===== Records

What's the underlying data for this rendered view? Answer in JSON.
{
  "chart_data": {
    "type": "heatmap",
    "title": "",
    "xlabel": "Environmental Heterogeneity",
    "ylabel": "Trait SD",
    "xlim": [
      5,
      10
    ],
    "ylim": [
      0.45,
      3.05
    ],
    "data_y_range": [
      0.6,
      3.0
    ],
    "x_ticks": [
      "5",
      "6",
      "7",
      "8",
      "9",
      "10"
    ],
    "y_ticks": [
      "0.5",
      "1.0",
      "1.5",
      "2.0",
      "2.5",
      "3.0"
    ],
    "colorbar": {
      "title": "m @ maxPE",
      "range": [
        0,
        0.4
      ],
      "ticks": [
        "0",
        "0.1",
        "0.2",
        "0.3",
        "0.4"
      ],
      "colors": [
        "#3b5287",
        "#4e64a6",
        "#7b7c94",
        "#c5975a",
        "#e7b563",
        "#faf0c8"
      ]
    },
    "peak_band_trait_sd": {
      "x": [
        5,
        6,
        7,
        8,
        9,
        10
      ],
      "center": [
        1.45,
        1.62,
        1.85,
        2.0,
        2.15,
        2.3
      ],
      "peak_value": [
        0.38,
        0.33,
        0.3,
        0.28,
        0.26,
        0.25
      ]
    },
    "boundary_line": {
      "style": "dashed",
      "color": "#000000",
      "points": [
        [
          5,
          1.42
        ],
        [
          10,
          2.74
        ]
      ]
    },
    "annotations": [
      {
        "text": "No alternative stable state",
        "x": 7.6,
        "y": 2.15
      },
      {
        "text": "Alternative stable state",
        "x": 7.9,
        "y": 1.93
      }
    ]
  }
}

==========

## What to produce
Copy out each record from above, exactly.

## Result
What's the underlying data for this rendered view? Answer in JSON.
{
  "chart_data": {
    "type": "heatmap",
    "title": "",
    "xlabel": "Environmental Heterogeneity",
    "ylabel": "Trait SD",
    "xlim": [
      5,
      10
    ],
    "ylim": [
      0.45,
      3.05
    ],
    "data_y_range": [
      0.6,
      3.0
    ],
    "x_ticks": [
      "5",
      "6",
      "7",
      "8",
      "9",
      "10"
    ],
    "y_ticks": [
      "0.5",
      "1.0",
      "1.5",
      "2.0",
      "2.5",
      "3.0"
    ],
    "colorbar": {
      "title": "m @ maxPE",
      "range": [
        0,
        0.4
      ],
      "ticks": [
        "0",
        "0.1",
        "0.2",
        "0.3",
        "0.4"
      ],
      "colors": [
        "#3b5287",
        "#4e64a6",
        "#7b7c94",
        "#c5975a",
        "#e7b563",
        "#faf0c8"
      ]
    },
    "peak_band_trait_sd": {
      "x": [
        5,
        6,
        7,
        8,
        9,
        10
      ],
      "center": [
        1.45,
        1.62,
        1.85,
        2.0,
        2.15,
        2.3
      ],
      "peak_value": [
        0.38,
        0.33,
        0.3,
        0.28,
        0.26,
        0.25
      ]
    },
    "boundary_line": {
      "style": "dashed",
      "color": "#000000",
      "points": [
        [
          5,
          1.42
        ],
        [
          10,
          2.74
        ]
      ]
    },
    "annotations": [
      {
        "text": "No alternative stable state",
        "x": 7.6,
        "y": 2.15
      },
      {
        "text": "Alternative stable state",
        "x": 7.9,
        "y": 1.93
      }
    ]
  }
}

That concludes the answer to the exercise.